> [SHORT PROBLEM] Extract all of the data and reproduce it precisely.

> [RECORDS PROVIDED]
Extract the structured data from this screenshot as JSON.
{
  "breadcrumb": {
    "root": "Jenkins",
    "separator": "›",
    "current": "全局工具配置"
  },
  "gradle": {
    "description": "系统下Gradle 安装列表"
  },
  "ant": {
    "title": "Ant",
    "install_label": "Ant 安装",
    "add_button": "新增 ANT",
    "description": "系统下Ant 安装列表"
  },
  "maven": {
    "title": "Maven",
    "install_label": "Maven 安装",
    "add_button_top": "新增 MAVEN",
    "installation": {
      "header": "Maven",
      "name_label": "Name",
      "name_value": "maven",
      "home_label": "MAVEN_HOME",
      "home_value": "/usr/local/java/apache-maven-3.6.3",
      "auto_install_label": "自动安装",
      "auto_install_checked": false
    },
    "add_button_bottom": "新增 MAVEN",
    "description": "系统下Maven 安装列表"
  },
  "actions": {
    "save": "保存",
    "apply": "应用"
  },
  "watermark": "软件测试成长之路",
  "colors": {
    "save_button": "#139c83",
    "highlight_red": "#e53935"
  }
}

> [IN RESPONSE]
Extract the structured data from this screenshot as JSON.
{
  "breadcrumb": {
    "root": "Jenkins",
    "separator": "›",
    "current": "全局工具配置"
  },
  "gradle": {
    "description": "系统下Gradle 安装列表"
  },
  "ant": {
    "title": "Ant",
    "install_label": "Ant 安装",
    "add_button": "新增 ANT",
    "description": "系统下Ant 安装列表"
  },
  "maven": {
    "title": "Maven",
    "install_label": "Maven 安装",
    "add_button_top": "新增 MAVEN",
    "installation": {
      "header": "Maven",
      "name_label": "Name",
      "name_value": "maven",
      "home_label": "MAVEN_HOME",
      "home_value": "/usr/local/java/apache-maven-3.6.3",
      "auto_install_label": "自动安装",
      "auto_install_checked": false
    },
    "add_button_bottom": "新增 MAVEN",
    "description": "系统下Maven 安装列表"
  },
  "actions": {
    "save": "保存",
    "apply": "应用"
  },
  "watermark": "软件测试成长之路",
  "colors": {
    "save_button": "#139c83",
    "highlight_red": "#e53935"
  }
}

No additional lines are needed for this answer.